**Task:** Which lines hold the word "申报录入"? Show each of them.

── Material to process

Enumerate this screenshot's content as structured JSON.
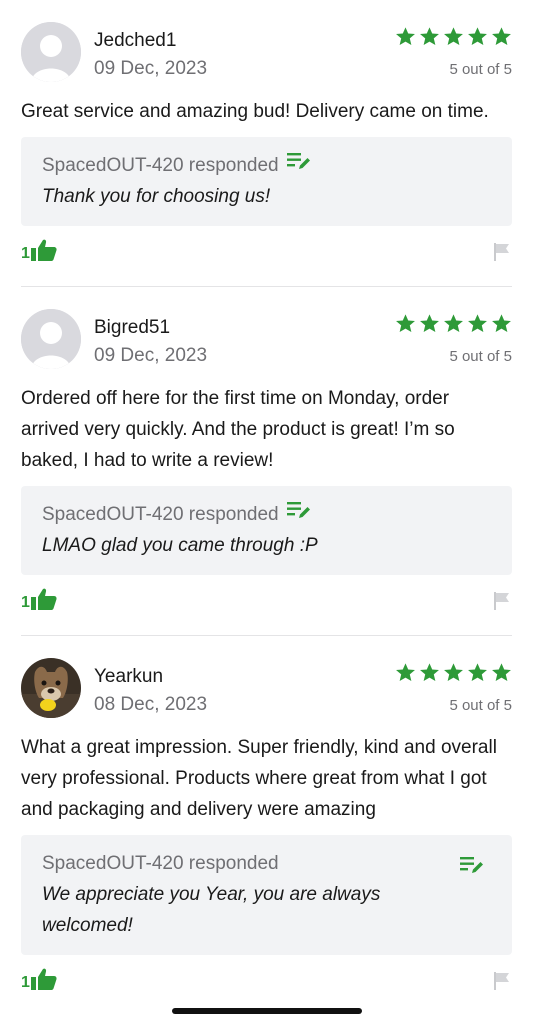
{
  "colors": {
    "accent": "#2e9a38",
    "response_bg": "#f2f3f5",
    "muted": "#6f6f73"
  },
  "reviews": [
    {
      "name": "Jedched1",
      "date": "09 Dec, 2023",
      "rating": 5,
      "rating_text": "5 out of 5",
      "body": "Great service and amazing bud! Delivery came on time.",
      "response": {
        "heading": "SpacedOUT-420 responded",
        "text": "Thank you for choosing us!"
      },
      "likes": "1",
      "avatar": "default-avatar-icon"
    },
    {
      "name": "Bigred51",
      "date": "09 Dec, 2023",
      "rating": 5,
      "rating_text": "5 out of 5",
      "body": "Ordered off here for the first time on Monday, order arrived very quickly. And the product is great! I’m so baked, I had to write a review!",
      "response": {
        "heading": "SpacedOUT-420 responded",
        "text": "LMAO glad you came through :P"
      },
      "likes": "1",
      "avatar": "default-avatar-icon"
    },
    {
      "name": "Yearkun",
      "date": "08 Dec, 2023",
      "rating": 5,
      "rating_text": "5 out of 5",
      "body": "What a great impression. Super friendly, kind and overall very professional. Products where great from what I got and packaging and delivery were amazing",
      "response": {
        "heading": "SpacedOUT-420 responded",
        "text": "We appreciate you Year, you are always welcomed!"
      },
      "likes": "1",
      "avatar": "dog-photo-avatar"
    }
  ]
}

────
── Material to process

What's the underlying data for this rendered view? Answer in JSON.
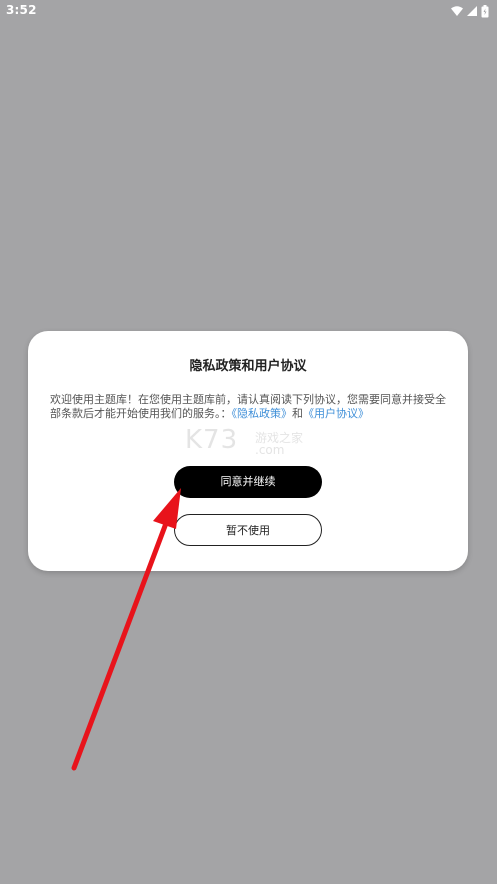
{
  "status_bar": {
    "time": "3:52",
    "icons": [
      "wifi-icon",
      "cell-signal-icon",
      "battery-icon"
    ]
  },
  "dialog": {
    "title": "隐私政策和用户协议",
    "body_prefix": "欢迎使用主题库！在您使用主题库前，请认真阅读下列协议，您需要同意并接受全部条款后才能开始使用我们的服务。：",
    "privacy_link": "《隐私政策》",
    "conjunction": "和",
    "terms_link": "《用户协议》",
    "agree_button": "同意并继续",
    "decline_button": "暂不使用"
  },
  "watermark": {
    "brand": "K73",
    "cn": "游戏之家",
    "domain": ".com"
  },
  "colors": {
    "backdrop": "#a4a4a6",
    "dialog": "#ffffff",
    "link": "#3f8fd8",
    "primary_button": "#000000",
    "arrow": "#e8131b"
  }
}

────
── Material to process

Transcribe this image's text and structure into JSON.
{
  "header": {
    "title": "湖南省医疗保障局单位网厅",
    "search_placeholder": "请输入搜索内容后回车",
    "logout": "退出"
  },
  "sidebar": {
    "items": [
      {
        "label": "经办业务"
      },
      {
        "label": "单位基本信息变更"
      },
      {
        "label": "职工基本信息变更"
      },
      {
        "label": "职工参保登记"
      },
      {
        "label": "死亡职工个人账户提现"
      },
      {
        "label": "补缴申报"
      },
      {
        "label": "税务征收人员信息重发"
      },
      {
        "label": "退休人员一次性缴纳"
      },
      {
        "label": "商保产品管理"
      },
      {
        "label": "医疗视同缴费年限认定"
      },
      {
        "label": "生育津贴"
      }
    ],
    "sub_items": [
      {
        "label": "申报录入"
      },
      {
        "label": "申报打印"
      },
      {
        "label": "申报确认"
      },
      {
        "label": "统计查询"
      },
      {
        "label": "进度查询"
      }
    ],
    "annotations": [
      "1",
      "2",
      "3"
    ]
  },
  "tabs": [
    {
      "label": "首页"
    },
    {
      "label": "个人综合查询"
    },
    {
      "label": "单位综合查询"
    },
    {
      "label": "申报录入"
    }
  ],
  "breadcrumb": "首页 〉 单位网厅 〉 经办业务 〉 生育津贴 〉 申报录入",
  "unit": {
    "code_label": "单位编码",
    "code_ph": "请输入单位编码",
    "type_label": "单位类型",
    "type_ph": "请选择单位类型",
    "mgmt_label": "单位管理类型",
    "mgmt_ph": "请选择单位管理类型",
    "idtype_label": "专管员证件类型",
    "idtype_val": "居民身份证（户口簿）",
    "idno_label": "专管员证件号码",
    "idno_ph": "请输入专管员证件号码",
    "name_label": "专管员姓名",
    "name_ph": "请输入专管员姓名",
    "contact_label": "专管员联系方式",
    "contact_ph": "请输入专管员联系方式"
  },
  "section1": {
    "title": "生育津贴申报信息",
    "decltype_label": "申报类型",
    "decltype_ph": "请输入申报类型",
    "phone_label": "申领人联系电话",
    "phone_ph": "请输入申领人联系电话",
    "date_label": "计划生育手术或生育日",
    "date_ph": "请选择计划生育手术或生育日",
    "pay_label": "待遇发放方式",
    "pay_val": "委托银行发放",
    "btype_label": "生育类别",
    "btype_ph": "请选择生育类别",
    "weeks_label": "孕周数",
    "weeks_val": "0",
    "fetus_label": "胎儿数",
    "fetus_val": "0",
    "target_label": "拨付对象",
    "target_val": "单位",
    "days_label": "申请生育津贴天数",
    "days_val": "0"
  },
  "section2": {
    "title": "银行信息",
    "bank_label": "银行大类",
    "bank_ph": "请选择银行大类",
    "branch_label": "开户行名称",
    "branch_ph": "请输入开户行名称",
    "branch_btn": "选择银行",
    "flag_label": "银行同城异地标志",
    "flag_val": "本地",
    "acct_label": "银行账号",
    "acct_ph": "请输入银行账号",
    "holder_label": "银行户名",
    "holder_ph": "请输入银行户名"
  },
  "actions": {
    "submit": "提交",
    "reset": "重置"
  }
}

────

**Response for this exercise:**
        "label": "申报录入"
      "label": "申报录入"
  "breadcrumb": "首页 〉 单位网厅 〉 经办业务 〉 生育津贴 〉 申报录入",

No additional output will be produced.